> [Stored data entries]
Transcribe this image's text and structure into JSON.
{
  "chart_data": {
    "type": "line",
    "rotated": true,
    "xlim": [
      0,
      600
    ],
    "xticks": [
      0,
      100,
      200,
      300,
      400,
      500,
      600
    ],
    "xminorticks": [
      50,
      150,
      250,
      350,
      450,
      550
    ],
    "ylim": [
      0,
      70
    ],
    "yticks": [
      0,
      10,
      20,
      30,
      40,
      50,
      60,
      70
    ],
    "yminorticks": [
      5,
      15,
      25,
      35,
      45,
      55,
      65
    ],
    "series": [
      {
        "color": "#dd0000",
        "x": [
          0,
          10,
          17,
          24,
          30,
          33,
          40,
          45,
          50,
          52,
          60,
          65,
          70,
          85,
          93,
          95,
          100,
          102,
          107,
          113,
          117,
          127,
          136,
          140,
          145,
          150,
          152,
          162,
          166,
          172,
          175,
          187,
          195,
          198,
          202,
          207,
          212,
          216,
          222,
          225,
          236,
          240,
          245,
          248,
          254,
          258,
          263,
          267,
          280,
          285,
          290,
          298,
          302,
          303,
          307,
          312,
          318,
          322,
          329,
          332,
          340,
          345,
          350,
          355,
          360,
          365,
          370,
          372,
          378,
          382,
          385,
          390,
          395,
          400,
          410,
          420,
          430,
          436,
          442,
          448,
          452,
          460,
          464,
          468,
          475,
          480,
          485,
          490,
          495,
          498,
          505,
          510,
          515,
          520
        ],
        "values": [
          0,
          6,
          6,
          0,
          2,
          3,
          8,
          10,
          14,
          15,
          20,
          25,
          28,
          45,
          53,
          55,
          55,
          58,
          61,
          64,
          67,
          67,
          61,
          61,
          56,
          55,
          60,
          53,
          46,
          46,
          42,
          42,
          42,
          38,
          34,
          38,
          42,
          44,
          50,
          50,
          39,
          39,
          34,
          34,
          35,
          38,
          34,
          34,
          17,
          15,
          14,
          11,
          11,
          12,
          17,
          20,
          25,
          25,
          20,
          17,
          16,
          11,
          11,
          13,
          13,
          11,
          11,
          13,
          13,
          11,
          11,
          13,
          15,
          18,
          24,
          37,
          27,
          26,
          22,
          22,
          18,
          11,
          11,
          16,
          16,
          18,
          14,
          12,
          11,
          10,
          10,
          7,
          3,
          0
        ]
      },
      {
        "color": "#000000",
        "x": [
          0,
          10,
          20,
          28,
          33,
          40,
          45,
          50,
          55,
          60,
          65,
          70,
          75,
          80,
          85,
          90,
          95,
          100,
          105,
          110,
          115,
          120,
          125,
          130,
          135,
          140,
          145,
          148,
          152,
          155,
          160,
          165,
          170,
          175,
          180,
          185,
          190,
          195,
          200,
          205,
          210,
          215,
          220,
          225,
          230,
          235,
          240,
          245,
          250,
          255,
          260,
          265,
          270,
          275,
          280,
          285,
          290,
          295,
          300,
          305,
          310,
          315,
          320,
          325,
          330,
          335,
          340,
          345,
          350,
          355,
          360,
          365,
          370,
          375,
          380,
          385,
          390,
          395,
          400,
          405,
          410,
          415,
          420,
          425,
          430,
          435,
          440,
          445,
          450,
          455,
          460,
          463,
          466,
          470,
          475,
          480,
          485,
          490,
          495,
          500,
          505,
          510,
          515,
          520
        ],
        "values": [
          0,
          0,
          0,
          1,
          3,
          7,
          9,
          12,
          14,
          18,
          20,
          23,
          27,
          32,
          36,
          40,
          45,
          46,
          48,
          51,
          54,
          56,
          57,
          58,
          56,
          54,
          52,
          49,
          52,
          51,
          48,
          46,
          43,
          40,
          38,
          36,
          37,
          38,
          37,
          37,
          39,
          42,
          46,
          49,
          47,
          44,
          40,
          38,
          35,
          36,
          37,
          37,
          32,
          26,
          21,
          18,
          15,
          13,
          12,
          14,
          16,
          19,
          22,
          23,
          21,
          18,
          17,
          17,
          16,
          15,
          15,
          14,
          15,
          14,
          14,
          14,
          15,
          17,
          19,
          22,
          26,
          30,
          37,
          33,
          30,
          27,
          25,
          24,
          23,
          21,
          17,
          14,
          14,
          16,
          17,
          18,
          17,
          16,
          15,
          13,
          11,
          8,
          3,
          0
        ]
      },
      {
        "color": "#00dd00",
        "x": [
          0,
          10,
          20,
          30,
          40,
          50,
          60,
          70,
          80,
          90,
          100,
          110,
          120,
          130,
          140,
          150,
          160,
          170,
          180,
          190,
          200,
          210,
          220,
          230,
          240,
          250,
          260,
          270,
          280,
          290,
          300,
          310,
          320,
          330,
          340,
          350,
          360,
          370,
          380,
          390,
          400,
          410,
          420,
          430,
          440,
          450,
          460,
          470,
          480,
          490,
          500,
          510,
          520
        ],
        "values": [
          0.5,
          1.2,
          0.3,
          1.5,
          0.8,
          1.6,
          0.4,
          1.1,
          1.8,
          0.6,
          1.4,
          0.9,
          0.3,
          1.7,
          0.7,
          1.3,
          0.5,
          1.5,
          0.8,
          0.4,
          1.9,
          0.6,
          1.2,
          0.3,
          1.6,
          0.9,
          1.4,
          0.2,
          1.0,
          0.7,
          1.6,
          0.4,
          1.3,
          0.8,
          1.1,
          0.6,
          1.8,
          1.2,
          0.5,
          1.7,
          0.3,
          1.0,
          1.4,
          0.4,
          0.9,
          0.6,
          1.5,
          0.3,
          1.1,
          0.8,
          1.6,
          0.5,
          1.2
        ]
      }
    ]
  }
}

> [TO DO] Identify each line of the material where the word "color" shows up, and copy it.

> [FULL ANSWER]
        "color": "#dd0000",
        "color": "#000000",
        "color": "#00dd00",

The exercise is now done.